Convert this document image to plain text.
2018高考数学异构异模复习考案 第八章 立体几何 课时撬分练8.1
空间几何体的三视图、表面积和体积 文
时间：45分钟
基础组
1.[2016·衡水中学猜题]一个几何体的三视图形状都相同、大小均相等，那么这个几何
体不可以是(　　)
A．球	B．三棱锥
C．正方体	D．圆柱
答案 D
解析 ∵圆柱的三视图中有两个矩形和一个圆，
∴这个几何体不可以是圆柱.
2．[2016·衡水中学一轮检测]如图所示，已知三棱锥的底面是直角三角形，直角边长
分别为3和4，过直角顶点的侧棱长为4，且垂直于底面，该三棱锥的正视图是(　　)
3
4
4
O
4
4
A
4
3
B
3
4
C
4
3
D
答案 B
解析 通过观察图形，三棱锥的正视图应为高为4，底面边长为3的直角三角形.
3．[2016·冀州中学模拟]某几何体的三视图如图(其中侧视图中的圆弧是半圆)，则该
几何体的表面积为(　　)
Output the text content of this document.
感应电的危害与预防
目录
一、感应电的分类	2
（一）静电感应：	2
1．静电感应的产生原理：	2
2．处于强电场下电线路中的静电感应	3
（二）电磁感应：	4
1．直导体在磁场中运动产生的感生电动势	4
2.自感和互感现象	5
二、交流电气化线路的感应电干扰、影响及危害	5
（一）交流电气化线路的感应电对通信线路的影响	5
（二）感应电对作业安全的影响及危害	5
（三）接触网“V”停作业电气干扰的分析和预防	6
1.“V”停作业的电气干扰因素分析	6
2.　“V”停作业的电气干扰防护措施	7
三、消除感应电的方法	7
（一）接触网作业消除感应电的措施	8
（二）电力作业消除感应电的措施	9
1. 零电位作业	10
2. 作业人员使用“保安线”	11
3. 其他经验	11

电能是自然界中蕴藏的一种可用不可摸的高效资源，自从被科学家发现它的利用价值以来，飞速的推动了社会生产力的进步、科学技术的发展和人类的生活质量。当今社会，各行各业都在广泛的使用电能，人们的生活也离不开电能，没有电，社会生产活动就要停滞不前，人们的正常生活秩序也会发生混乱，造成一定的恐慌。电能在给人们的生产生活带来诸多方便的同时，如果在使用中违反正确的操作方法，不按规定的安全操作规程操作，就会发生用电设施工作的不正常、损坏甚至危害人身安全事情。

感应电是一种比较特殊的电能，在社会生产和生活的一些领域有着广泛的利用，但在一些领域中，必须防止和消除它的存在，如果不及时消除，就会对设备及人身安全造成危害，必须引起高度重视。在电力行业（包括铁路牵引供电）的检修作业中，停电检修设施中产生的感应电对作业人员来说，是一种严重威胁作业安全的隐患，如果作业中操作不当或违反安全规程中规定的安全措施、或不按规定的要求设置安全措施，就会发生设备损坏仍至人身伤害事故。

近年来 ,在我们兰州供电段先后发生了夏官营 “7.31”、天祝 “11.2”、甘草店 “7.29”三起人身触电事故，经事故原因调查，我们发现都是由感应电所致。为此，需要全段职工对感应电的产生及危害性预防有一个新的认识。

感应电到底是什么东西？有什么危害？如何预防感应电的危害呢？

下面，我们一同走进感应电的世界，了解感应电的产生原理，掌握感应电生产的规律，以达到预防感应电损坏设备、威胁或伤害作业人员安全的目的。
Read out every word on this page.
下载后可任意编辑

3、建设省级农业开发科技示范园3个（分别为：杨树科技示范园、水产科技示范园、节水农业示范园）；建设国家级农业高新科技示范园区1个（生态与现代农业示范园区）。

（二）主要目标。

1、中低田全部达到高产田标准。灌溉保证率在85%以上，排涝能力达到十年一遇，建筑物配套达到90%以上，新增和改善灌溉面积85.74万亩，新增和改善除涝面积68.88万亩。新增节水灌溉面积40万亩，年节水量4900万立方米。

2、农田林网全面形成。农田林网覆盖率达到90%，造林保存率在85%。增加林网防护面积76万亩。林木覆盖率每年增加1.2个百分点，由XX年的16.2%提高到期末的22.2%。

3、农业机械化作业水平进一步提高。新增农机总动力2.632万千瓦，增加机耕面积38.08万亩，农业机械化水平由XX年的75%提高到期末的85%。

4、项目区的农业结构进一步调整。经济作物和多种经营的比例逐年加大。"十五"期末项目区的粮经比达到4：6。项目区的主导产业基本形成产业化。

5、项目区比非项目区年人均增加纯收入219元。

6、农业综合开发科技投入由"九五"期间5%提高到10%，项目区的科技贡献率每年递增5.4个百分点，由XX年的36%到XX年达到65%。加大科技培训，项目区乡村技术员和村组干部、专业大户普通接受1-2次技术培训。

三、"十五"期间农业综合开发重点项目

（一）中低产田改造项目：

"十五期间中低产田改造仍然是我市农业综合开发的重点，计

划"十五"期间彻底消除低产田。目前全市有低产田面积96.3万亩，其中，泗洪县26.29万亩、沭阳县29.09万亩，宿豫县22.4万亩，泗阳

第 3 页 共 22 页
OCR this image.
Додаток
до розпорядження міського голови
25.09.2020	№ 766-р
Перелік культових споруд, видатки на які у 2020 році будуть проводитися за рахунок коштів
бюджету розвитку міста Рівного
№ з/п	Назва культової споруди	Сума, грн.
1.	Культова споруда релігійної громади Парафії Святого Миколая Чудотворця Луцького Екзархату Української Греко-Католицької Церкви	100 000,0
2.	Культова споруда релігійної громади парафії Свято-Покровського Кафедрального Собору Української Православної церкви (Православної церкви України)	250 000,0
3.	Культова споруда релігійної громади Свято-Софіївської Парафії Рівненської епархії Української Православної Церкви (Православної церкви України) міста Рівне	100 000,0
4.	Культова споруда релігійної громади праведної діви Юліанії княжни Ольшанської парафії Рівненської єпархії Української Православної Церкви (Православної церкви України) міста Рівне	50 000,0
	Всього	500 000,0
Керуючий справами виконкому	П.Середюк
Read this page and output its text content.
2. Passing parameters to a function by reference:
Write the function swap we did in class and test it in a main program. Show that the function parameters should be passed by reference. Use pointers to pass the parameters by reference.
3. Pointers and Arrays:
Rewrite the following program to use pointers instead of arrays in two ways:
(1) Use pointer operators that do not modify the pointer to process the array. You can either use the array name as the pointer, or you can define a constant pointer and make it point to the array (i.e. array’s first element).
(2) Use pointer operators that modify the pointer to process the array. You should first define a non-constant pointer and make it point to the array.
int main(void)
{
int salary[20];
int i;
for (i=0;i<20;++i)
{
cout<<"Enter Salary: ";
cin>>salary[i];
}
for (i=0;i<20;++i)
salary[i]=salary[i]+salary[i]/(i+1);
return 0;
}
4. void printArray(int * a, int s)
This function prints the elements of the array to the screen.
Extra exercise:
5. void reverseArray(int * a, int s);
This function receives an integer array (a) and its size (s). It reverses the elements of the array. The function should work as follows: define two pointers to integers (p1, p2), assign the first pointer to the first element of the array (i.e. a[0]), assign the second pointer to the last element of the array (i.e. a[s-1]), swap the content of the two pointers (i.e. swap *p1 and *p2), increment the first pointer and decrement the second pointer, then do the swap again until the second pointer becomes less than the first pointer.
● ● ● ●
_Your goal_
Faithfully reproduce all of the records, character for character.

_Written solution_
Convert this document image to plain text.
2018高考数学异构异模复习考案 第八章 立体几何 课时撬分练8.1
空间几何体的三视图、表面积和体积 文
时间：45分钟
基础组
1.[2016·衡水中学猜题]一个几何体的三视图形状都相同、大小均相等，那么这个几何
体不可以是(　　)
A．球	B．三棱锥
C．正方体	D．圆柱
答案 D
解析 ∵圆柱的三视图中有两个矩形和一个圆，
∴这个几何体不可以是圆柱.
2．[2016·衡水中学一轮检测]如图所示，已知三棱锥的底面是直角三角形，直角边长
分别为3和4，过直角顶点的侧棱长为4，且垂直于底面，该三棱锥的正视图是(　　)
3
4
4
O
4
4
A
4
3
B
3
4
C
4
3
D
答案 B
解析 通过观察图形，三棱锥的正视图应为高为4，底面边长为3的直角三角形.
3．[2016·冀州中学模拟]某几何体的三视图如图(其中侧视图中的圆弧是半圆)，则该
几何体的表面积为(　　)
Output the text content of this document.
感应电的危害与预防
目录
一、感应电的分类	2
（一）静电感应：	2
1．静电感应的产生原理：	2
2．处于强电场下电线路中的静电感应	3
（二）电磁感应：	4
1．直导体在磁场中运动产生的感生电动势	4
2.自感和互感现象	5
二、交流电气化线路的感应电干扰、影响及危害	5
（一）交流电气化线路的感应电对通信线路的影响	5
（二）感应电对作业安全的影响及危害	5
（三）接触网“V”停作业电气干扰的分析和预防	6
1.“V”停作业的电气干扰因素分析	6
2.　“V”停作业的电气干扰防护措施	7
三、消除感应电的方法	7
（一）接触网作业消除感应电的措施	8
（二）电力作业消除感应电的措施	9
1. 零电位作业	10
2. 作业人员使用“保安线”	11
3. 其他经验	11

电能是自然界中蕴藏的一种可用不可摸的高效资源，自从被科学家发现它的利用价值以来，飞速的推动了社会生产力的进步、科学技术的发展和人类的生活质量。当今社会，各行各业都在广泛的使用电能，人们的生活也离不开电能，没有电，社会生产活动就要停滞不前，人们的正常生活秩序也会发生混乱，造成一定的恐慌。电能在给人们的生产生活带来诸多方便的同时，如果在使用中违反正确的操作方法，不按规定的安全操作规程操作，就会发生用电设施工作的不正常、损坏甚至危害人身安全事情。

感应电是一种比较特殊的电能，在社会生产和生活的一些领域有着广泛的利用，但在一些领域中，必须防止和消除它的存在，如果不及时消除，就会对设备及人身安全造成危害，必须引起高度重视。在电力行业（包括铁路牵引供电）的检修作业中，停电检修设施中产生的感应电对作业人员来说，是一种严重威胁作业安全的隐患，如果作业中操作不当或违反安全规程中规定的安全措施、或不按规定的要求设置安全措施，就会发生设备损坏仍至人身伤害事故。

近年来 ,在我们兰州供电段先后发生了夏官营 “7.31”、天祝 “11.2”、甘草店 “7.29”三起人身触电事故，经事故原因调查，我们发现都是由感应电所致。为此，需要全段职工对感应电的产生及危害性预防有一个新的认识。

感应电到底是什么东西？有什么危害？如何预防感应电的危害呢？

下面，我们一同走进感应电的世界，了解感应电的产生原理，掌握感应电生产的规律，以达到预防感应电损坏设备、威胁或伤害作业人员安全的目的。
Read out every word on this page.
下载后可任意编辑

3、建设省级农业开发科技示范园3个（分别为：杨树科技示范园、水产科技示范园、节水农业示范园）；建设国家级农业高新科技示范园区1个（生态与现代农业示范园区）。

（二）主要目标。

1、中低田全部达到高产田标准。灌溉保证率在85%以上，排涝能力达到十年一遇，建筑物配套达到90%以上，新增和改善灌溉面积85.74万亩，新增和改善除涝面积68.88万亩。新增节水灌溉面积40万亩，年节水量4900万立方米。

2、农田林网全面形成。农田林网覆盖率达到90%，造林保存率在85%。增加林网防护面积76万亩。林木覆盖率每年增加1.2个百分点，由XX年的16.2%提高到期末的22.2%。

3、农业机械化作业水平进一步提高。新增农机总动力2.632万千瓦，增加机耕面积38.08万亩，农业机械化水平由XX年的75%提高到期末的85%。

4、项目区的农业结构进一步调整。经济作物和多种经营的比例逐年加大。"十五"期末项目区的粮经比达到4：6。项目区的主导产业基本形成产业化。

5、项目区比非项目区年人均增加纯收入219元。

6、农业综合开发科技投入由"九五"期间5%提高到10%，项目区的科技贡献率每年递增5.4个百分点，由XX年的36%到XX年达到65%。加大科技培训，项目区乡村技术员和村组干部、专业大户普通接受1-2次技术培训。

三、"十五"期间农业综合开发重点项目

（一）中低产田改造项目：

"十五期间中低产田改造仍然是我市农业综合开发的重点，计

划"十五"期间彻底消除低产田。目前全市有低产田面积96.3万亩，其中，泗洪县26.29万亩、沭阳县29.09万亩，宿豫县22.4万亩，泗阳

第 3 页 共 22 页
OCR this image.
Додаток
до розпорядження міського голови
25.09.2020	№ 766-р
Перелік культових споруд, видатки на які у 2020 році будуть проводитися за рахунок коштів
бюджету розвитку міста Рівного
№ з/п	Назва культової споруди	Сума, грн.
1.	Культова споруда релігійної громади Парафії Святого Миколая Чудотворця Луцького Екзархату Української Греко-Католицької Церкви	100 000,0
2.	Культова споруда релігійної громади парафії Свято-Покровського Кафедрального Собору Української Православної церкви (Православної церкви України)	250 000,0
3.	Культова споруда релігійної громади Свято-Софіївської Парафії Рівненської епархії Української Православної Церкви (Православної церкви України) міста Рівне	100 000,0
4.	Культова споруда релігійної громади праведної діви Юліанії княжни Ольшанської парафії Рівненської єпархії Української Православної Церкви (Православної церкви України) міста Рівне	50 000,0
	Всього	500 000,0
Керуючий справами виконкому	П.Середюк
Read this page and output its text content.
2. Passing parameters to a function by reference:
Write the function swap we did in class and test it in a main program. Show that the function parameters should be passed by reference. Use pointers to pass the parameters by reference.
3. Pointers and Arrays:
Rewrite the following program to use pointers instead of arrays in two ways:
(1) Use pointer operators that do not modify the pointer to process the array. You can either use the array name as the pointer, or you can define a constant pointer and make it point to the array (i.e. array’s first element).
(2) Use pointer operators that modify the pointer to process the array. You should first define a non-constant pointer and make it point to the array.
int main(void)
{
int salary[20];
int i;
for (i=0;i<20;++i)
{
cout<<"Enter Salary: ";
cin>>salary[i];
}
for (i=0;i<20;++i)
salary[i]=salary[i]+salary[i]/(i+1);
return 0;
}
4. void printArray(int * a, int s)
This function prints the elements of the array to the screen.
Extra exercise:
5. void reverseArray(int * a, int s);
This function receives an integer array (a) and its size (s). It reverses the elements of the array. The function should work as follows: define two pointers to integers (p1, p2), assign the first pointer to the first element of the array (i.e. a[0]), assign the second pointer to the last element of the array (i.e. a[s-1]), swap the content of the two pointers (i.e. swap *p1 and *p2), increment the first pointer and decrement the second pointer, then do the swap again until the second pointer becomes less than the first pointer.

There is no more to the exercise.